**Work to complete**
Report only the number of lines holding "watermark".

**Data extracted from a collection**
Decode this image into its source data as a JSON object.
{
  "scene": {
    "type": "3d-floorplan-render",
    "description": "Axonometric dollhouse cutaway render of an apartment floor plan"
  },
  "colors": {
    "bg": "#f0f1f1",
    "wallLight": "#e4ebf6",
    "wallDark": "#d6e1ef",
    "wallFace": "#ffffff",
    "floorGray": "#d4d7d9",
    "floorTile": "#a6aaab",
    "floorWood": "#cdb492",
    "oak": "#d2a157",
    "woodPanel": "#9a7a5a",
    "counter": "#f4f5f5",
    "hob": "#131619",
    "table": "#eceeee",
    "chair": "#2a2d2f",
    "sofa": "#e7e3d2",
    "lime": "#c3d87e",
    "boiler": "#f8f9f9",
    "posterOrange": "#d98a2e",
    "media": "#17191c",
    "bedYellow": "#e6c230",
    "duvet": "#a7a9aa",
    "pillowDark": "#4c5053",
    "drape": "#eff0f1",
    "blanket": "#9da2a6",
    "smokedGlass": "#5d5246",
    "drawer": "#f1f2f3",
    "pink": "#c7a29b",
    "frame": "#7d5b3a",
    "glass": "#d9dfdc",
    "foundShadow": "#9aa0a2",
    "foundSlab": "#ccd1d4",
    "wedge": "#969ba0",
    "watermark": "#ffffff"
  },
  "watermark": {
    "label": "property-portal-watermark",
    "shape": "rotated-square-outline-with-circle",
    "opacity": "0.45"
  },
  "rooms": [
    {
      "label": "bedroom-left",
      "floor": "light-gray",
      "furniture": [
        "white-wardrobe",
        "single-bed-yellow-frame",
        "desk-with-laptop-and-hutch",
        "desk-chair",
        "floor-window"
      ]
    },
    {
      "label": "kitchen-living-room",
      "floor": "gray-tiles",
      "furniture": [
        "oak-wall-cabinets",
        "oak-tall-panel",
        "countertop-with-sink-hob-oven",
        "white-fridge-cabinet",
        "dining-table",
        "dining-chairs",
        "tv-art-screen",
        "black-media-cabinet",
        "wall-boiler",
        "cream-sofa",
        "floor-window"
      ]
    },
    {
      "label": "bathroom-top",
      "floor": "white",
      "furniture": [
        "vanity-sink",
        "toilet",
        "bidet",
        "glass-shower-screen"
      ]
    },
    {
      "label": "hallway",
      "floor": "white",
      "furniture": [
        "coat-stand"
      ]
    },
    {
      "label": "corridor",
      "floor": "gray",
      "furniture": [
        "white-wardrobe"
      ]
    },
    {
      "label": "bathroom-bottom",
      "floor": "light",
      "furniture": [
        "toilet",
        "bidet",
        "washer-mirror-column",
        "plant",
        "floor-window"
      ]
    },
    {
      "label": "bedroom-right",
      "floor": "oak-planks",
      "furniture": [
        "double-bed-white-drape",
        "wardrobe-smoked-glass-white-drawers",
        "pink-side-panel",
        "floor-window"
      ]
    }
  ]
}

**The reply**
3